Goal:
Look for "this" in each line of the entries, and return the matching lines.

Raw data:
******************************

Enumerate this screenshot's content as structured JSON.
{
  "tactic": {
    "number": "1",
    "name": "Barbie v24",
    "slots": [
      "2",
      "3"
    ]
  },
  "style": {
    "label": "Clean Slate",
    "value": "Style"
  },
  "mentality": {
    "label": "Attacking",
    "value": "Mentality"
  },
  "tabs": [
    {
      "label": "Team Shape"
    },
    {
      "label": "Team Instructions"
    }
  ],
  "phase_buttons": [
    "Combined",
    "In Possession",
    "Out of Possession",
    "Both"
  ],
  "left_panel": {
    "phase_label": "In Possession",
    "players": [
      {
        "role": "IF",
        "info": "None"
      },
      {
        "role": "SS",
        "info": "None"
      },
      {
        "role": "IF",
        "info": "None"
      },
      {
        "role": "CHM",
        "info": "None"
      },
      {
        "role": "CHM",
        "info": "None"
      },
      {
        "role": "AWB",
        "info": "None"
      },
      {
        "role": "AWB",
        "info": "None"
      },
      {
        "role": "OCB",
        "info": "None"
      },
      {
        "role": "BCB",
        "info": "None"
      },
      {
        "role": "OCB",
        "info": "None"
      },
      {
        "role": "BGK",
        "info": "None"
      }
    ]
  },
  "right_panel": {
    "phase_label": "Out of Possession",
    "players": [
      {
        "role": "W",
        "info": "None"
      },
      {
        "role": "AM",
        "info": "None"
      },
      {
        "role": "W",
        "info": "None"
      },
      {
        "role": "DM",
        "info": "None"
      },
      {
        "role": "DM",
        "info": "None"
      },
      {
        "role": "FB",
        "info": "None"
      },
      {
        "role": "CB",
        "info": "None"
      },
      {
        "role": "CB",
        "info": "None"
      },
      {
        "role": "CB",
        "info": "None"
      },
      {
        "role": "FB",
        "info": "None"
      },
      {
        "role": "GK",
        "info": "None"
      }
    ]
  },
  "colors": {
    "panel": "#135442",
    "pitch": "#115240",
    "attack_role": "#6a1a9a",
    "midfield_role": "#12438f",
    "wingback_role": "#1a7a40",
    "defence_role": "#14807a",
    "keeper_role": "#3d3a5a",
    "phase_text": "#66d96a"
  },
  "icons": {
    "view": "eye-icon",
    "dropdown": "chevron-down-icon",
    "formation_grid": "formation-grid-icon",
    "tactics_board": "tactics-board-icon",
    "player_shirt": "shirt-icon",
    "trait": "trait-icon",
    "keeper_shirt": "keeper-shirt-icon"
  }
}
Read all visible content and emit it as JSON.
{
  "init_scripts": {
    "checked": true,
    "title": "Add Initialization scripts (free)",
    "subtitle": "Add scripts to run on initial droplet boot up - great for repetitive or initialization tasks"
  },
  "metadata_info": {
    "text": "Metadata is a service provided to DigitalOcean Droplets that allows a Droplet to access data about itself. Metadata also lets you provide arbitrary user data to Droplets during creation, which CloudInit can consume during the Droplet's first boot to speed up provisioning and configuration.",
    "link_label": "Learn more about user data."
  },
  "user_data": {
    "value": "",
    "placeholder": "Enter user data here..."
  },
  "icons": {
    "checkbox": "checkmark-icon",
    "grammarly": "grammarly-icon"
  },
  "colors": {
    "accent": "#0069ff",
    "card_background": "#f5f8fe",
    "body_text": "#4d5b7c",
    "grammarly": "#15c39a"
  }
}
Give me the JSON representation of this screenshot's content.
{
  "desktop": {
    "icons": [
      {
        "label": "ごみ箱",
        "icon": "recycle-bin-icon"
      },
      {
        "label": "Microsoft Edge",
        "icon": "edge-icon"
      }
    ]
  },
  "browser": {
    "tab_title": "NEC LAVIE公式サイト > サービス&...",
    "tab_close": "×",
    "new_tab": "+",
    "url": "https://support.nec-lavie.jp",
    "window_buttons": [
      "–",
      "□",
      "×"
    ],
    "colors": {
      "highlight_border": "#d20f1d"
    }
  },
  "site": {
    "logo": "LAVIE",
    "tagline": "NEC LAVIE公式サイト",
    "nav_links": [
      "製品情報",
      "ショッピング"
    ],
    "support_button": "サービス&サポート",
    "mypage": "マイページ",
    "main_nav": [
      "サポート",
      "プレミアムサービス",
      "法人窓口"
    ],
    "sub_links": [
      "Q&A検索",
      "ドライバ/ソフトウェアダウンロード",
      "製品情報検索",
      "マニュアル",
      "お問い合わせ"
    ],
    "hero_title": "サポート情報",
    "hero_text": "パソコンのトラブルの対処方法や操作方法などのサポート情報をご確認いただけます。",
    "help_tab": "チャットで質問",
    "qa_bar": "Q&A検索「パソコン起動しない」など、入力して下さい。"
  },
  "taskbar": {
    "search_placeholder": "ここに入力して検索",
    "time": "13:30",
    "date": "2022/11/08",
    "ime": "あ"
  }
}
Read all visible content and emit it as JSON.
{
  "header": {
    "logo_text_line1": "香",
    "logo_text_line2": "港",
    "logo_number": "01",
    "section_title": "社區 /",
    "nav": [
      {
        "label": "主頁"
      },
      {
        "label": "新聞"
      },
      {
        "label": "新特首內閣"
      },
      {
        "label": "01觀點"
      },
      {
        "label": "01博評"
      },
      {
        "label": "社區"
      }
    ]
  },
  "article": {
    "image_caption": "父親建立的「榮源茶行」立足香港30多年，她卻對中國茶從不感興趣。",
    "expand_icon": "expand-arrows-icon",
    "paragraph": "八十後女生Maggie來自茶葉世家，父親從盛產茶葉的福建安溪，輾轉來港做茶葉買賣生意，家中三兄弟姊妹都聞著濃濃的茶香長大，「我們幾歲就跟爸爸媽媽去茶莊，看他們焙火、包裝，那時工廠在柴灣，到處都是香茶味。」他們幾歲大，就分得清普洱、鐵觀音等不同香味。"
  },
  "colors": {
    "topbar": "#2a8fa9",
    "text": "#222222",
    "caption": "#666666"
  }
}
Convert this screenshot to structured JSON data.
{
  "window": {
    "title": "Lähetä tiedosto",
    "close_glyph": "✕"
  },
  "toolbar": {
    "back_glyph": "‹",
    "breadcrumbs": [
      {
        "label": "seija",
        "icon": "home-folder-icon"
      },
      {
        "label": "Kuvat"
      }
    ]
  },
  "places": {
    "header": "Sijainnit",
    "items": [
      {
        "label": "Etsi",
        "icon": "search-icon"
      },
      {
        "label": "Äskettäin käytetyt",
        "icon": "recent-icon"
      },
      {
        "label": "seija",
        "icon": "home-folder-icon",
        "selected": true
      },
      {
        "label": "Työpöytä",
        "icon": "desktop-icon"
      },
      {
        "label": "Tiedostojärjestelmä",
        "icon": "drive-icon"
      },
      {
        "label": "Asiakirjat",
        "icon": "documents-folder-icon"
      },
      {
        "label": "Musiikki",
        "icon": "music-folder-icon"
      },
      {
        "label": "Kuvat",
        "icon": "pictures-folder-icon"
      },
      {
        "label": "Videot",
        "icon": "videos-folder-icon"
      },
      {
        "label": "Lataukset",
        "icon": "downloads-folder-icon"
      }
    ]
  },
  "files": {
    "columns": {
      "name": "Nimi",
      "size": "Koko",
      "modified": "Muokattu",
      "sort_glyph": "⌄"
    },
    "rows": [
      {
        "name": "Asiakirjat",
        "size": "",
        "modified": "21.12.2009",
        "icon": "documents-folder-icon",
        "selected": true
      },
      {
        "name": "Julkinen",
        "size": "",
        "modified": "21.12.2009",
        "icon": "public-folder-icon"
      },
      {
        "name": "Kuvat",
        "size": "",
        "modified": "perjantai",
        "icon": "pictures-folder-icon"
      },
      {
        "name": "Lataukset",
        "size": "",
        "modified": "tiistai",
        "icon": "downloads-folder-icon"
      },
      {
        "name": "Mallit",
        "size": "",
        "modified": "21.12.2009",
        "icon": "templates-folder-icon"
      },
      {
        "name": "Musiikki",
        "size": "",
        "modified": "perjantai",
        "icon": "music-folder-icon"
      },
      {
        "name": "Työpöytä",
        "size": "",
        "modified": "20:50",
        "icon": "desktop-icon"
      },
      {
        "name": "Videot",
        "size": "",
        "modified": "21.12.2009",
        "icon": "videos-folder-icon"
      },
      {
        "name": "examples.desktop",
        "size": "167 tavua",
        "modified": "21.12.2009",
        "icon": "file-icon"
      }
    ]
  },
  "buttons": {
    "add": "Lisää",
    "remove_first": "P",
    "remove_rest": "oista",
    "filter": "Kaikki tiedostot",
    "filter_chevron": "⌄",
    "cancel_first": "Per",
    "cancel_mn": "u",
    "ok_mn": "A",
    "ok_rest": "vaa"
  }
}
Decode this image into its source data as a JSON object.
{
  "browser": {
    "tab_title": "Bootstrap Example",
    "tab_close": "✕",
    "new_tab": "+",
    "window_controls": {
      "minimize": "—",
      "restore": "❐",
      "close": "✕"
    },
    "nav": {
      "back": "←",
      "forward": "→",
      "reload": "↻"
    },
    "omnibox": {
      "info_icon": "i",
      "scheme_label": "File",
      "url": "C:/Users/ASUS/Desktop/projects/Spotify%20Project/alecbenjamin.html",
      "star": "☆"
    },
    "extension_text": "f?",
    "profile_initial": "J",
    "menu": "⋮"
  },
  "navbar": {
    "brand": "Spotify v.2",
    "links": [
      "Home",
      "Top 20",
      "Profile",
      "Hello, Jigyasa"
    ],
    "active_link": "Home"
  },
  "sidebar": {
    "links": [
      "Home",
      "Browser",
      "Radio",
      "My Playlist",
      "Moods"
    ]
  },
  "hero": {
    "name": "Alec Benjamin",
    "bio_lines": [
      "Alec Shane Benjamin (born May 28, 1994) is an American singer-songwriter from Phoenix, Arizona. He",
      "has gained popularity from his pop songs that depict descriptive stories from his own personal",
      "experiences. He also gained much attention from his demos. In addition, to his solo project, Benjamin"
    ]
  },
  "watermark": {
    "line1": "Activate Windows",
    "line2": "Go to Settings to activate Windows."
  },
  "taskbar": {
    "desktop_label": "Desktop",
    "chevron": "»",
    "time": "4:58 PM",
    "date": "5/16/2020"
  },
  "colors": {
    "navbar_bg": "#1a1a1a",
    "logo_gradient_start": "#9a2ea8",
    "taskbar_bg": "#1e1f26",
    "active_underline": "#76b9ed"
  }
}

******************************

Reply to the task:
Enumerate this screenshot's content as structured JSON.
Give me the JSON representation of this screenshot's content.
Convert this screenshot to structured JSON data.
Decode this image into its source data as a JSON object.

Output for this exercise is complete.